- _What the task asks_:
Find every line in the records below that holds the word "number" and copy it.
--- Start ---
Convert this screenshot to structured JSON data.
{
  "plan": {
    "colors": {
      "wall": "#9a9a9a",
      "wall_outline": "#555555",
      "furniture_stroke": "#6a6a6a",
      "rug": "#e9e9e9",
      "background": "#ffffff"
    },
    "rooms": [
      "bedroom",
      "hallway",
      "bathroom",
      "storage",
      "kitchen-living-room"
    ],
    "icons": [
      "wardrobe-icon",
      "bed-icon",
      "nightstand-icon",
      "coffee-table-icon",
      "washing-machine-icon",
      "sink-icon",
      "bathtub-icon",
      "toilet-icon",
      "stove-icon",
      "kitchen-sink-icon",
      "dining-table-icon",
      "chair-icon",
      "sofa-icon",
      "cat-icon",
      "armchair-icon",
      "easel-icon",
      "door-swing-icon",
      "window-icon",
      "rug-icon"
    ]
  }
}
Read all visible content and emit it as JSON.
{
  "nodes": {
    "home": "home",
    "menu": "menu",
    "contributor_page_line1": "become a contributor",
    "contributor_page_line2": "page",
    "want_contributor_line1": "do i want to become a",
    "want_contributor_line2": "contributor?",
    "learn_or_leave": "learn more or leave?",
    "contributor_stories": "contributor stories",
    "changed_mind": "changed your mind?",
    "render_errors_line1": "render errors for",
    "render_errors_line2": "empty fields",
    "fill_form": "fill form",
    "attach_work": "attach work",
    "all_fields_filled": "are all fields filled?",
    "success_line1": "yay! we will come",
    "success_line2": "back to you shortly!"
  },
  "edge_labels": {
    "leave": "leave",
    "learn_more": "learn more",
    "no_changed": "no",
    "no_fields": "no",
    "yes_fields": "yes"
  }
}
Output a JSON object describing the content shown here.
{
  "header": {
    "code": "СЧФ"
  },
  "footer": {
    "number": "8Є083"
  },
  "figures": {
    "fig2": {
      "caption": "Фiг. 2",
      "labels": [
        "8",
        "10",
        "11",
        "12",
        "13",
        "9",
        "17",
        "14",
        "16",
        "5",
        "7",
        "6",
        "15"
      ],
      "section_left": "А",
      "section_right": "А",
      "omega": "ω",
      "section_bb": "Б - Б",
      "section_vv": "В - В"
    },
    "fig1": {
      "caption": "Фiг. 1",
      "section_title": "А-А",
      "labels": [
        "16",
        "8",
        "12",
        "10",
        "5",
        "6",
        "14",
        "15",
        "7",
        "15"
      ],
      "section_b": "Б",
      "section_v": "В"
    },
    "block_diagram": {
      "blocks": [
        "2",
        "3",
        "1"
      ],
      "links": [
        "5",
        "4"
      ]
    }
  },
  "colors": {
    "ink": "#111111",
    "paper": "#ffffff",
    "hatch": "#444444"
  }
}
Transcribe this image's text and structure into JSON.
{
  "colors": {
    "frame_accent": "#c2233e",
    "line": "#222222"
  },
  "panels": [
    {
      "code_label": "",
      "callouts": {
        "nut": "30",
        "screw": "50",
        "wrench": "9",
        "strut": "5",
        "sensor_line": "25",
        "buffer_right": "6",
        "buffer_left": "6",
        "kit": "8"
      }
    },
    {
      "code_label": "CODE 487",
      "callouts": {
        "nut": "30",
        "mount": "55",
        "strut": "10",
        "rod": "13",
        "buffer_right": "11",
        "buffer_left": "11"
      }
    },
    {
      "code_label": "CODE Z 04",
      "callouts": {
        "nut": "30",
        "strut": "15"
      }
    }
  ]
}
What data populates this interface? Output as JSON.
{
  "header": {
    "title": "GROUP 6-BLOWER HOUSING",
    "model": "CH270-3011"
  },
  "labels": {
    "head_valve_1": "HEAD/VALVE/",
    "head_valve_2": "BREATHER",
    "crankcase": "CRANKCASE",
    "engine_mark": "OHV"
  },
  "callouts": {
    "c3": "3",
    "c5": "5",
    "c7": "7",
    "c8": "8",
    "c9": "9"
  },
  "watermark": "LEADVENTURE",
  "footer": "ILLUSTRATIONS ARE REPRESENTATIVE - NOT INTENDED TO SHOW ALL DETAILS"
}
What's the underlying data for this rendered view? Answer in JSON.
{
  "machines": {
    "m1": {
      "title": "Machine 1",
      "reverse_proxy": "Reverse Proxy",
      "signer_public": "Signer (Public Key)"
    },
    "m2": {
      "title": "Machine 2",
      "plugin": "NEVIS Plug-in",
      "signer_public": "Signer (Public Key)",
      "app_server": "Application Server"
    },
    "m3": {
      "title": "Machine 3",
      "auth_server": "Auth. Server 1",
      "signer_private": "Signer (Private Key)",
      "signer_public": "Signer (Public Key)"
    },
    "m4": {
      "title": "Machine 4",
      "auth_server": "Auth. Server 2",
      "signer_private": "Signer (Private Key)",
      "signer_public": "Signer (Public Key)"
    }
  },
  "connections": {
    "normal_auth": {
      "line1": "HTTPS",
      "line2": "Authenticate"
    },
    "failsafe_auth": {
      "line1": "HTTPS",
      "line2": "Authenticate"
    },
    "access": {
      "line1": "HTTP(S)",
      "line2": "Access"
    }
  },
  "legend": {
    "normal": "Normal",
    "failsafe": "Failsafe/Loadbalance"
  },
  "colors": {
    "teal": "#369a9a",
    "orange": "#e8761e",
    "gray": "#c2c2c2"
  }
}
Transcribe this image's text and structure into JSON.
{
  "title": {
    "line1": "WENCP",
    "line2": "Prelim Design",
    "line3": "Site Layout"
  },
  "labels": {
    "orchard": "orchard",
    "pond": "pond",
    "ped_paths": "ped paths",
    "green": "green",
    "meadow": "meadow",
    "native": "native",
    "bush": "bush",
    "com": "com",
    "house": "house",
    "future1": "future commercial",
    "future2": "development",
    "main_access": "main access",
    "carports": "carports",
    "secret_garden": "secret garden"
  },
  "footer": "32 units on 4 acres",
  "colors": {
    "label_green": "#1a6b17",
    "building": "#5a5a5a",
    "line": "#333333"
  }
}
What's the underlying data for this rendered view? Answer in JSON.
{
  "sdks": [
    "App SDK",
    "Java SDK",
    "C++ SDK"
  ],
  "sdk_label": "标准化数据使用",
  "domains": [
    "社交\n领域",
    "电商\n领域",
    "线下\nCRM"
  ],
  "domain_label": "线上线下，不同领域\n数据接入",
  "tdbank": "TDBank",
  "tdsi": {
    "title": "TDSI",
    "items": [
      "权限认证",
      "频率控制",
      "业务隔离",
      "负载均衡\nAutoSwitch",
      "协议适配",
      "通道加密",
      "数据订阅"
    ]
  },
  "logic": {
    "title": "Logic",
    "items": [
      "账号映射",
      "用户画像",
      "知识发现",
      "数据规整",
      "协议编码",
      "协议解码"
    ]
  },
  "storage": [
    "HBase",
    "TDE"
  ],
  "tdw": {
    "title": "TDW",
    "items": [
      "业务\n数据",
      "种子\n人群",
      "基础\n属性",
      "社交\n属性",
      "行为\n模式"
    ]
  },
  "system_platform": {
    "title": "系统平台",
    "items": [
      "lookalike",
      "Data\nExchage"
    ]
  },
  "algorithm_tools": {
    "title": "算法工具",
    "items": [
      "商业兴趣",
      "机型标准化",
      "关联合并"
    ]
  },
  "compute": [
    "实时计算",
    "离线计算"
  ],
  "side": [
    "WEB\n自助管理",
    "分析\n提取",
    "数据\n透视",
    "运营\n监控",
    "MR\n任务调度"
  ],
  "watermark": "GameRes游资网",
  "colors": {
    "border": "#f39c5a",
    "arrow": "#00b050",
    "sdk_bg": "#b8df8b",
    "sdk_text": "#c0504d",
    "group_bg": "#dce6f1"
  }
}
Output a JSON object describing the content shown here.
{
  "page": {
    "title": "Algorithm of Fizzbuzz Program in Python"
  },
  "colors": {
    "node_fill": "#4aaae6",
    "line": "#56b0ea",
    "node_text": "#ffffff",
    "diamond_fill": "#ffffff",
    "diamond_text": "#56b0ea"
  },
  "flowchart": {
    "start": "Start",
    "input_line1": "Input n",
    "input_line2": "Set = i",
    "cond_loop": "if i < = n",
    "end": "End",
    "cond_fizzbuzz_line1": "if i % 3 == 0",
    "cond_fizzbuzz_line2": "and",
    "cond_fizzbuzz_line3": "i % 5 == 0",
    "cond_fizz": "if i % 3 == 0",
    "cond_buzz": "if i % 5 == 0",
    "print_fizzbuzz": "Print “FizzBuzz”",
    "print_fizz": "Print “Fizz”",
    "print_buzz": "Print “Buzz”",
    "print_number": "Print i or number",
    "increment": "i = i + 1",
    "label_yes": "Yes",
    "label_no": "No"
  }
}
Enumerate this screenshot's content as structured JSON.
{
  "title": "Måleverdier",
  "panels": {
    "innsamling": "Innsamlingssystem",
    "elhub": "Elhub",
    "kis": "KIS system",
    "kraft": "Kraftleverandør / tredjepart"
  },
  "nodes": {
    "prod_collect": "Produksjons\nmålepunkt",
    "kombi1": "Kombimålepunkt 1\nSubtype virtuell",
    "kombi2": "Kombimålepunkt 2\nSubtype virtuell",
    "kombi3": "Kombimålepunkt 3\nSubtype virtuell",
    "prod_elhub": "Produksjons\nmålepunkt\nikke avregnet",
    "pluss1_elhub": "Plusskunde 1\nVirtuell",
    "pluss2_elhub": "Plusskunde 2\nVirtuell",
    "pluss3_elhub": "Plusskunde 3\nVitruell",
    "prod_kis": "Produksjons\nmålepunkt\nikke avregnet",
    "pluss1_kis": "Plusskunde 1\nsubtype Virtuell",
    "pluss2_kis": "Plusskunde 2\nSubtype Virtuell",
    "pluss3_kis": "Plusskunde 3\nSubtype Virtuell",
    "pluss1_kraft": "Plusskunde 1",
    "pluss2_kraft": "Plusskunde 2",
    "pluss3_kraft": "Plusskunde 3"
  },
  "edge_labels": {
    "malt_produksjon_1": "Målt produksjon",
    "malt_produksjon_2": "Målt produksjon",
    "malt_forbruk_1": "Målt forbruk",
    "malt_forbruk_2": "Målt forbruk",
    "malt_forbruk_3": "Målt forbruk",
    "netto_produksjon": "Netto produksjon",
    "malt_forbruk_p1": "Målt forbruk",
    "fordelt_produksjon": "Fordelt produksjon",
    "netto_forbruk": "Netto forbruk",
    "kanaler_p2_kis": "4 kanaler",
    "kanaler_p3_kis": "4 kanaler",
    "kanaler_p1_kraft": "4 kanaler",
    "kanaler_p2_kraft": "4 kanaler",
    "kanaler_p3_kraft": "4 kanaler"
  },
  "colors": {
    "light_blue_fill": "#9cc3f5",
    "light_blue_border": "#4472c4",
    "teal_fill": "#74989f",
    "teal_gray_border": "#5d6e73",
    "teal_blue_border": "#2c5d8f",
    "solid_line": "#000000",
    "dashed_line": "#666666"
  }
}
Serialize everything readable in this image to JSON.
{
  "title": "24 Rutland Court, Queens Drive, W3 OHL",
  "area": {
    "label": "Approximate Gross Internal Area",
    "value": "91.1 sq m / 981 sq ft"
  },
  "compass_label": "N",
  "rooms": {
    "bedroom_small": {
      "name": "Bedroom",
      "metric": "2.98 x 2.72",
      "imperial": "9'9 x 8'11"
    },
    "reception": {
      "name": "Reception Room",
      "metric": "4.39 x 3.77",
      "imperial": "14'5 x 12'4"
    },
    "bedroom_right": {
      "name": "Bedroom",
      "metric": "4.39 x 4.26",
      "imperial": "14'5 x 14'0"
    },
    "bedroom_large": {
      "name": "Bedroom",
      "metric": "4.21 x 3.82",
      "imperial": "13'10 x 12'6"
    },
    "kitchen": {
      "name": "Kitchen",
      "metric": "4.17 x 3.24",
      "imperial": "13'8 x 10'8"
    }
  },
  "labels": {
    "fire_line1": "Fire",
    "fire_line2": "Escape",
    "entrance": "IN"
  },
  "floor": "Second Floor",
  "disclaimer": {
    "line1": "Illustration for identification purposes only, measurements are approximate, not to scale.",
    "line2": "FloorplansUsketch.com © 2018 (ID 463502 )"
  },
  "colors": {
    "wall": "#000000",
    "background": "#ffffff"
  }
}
--- End ---
- _Task output_:
    "number": "8Є083"
    "print_number": "Print i or number",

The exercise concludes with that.